What this task involves:
Transcribe every entry below word for word, but skip the pictures.

------ Data ------

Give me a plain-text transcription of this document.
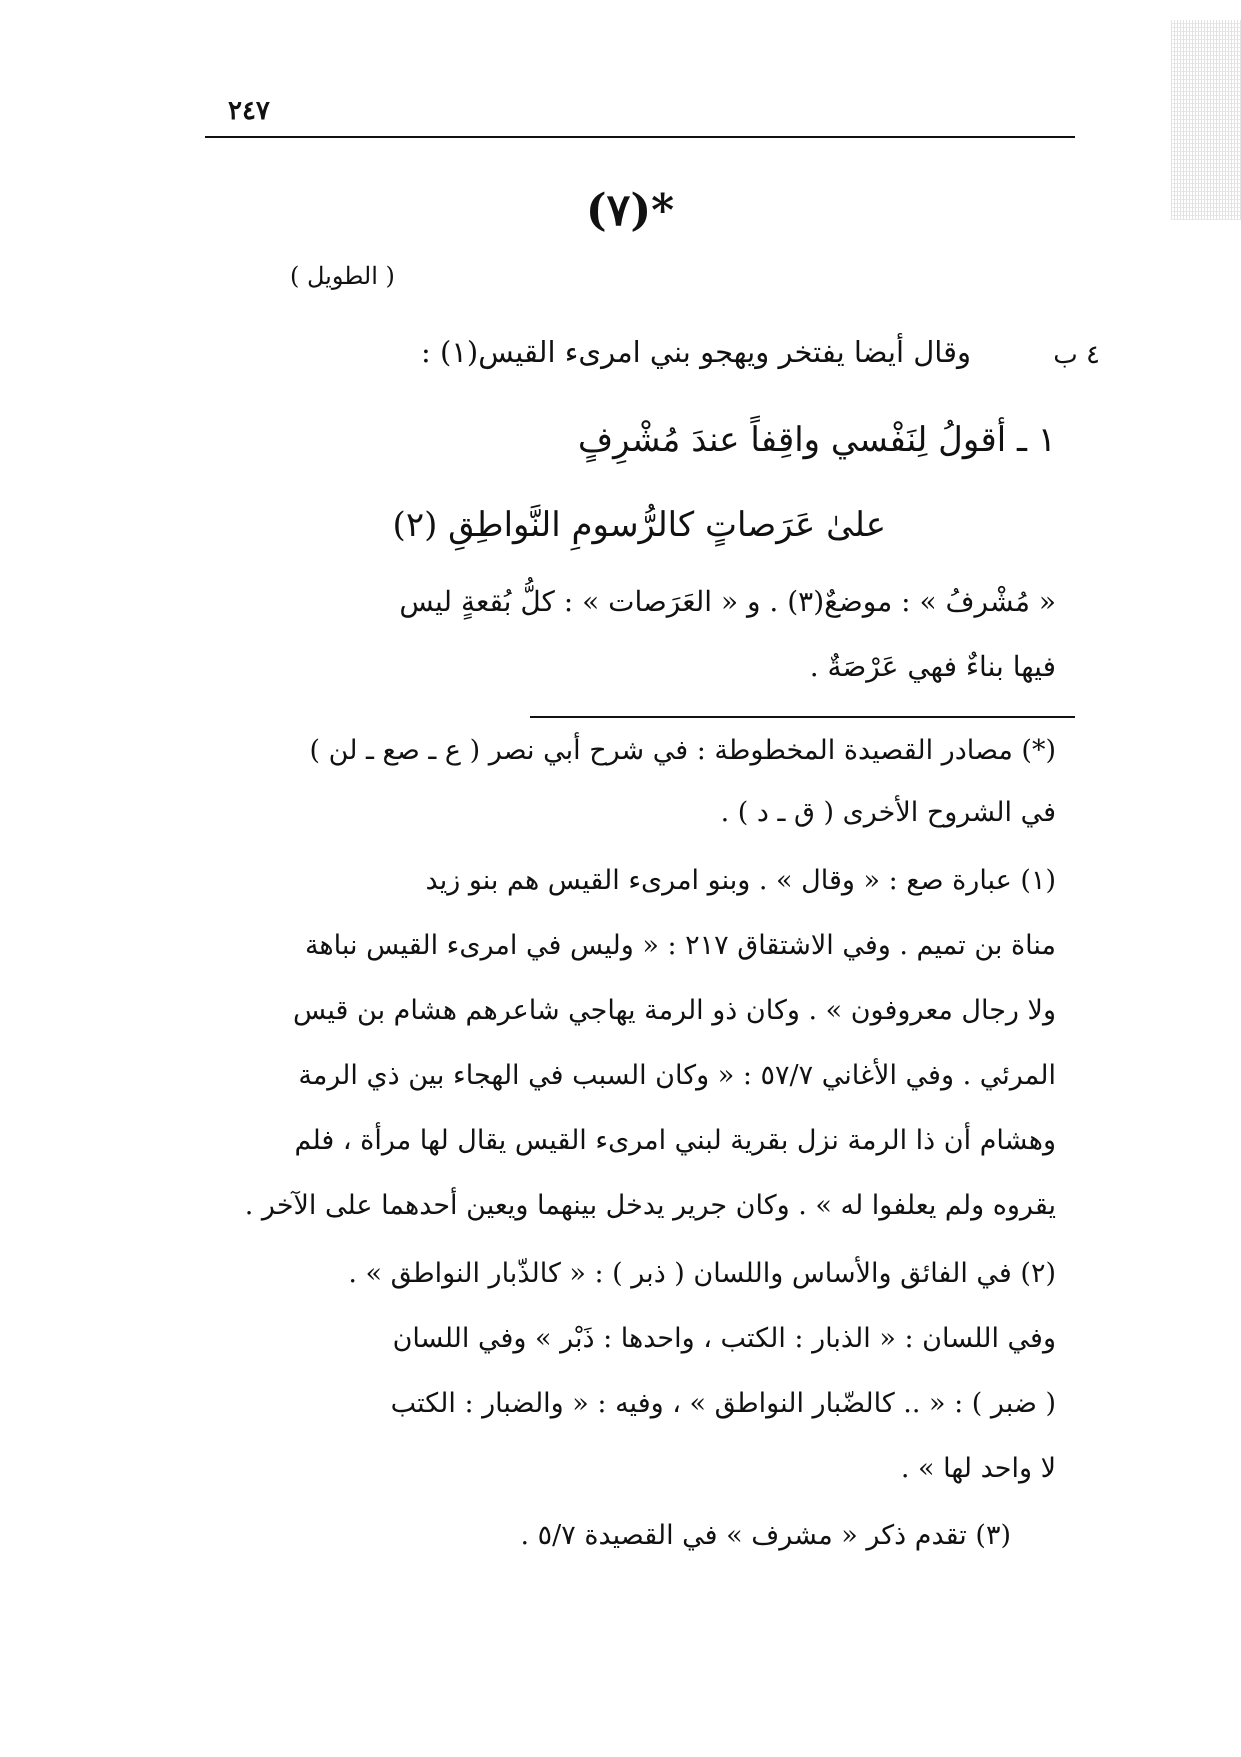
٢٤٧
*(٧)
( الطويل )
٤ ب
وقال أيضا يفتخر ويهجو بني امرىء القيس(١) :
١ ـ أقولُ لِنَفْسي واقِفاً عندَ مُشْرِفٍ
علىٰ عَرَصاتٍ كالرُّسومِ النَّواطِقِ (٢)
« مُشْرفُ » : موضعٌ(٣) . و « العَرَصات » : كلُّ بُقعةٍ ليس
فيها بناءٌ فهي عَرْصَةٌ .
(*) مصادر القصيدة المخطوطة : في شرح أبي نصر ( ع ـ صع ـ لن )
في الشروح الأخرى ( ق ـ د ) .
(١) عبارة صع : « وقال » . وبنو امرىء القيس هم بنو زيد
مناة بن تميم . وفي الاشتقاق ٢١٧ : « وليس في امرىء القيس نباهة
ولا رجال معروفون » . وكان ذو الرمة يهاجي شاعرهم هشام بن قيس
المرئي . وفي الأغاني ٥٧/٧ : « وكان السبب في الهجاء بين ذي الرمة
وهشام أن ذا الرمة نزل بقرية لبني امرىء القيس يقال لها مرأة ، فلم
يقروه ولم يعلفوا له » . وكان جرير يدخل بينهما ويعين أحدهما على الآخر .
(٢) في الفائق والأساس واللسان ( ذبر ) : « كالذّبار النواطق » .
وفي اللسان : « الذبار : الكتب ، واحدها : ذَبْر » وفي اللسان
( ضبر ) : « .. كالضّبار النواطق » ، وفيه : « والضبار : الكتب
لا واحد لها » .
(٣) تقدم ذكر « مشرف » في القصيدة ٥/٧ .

------

Worked answer:
Give me a plain-text transcription of this document.
٢٤٧
*(٧)
( الطويل )
٤ ب
وقال أيضا يفتخر ويهجو بني امرىء القيس(١) :
١ ـ أقولُ لِنَفْسي واقِفاً عندَ مُشْرِفٍ
علىٰ عَرَصاتٍ كالرُّسومِ النَّواطِقِ (٢)
« مُشْرفُ » : موضعٌ(٣) . و « العَرَصات » : كلُّ بُقعةٍ ليس
فيها بناءٌ فهي عَرْصَةٌ .
(*) مصادر القصيدة المخطوطة : في شرح أبي نصر ( ع ـ صع ـ لن )
في الشروح الأخرى ( ق ـ د ) .
(١) عبارة صع : « وقال » . وبنو امرىء القيس هم بنو زيد
مناة بن تميم . وفي الاشتقاق ٢١٧ : « وليس في امرىء القيس نباهة
ولا رجال معروفون » . وكان ذو الرمة يهاجي شاعرهم هشام بن قيس
المرئي . وفي الأغاني ٥٧/٧ : « وكان السبب في الهجاء بين ذي الرمة
وهشام أن ذا الرمة نزل بقرية لبني امرىء القيس يقال لها مرأة ، فلم
يقروه ولم يعلفوا له » . وكان جرير يدخل بينهما ويعين أحدهما على الآخر .
(٢) في الفائق والأساس واللسان ( ذبر ) : « كالذّبار النواطق » .
وفي اللسان : « الذبار : الكتب ، واحدها : ذَبْر » وفي اللسان
( ضبر ) : « .. كالضّبار النواطق » ، وفيه : « والضبار : الكتب
لا واحد لها » .
(٣) تقدم ذكر « مشرف » في القصيدة ٥/٧ .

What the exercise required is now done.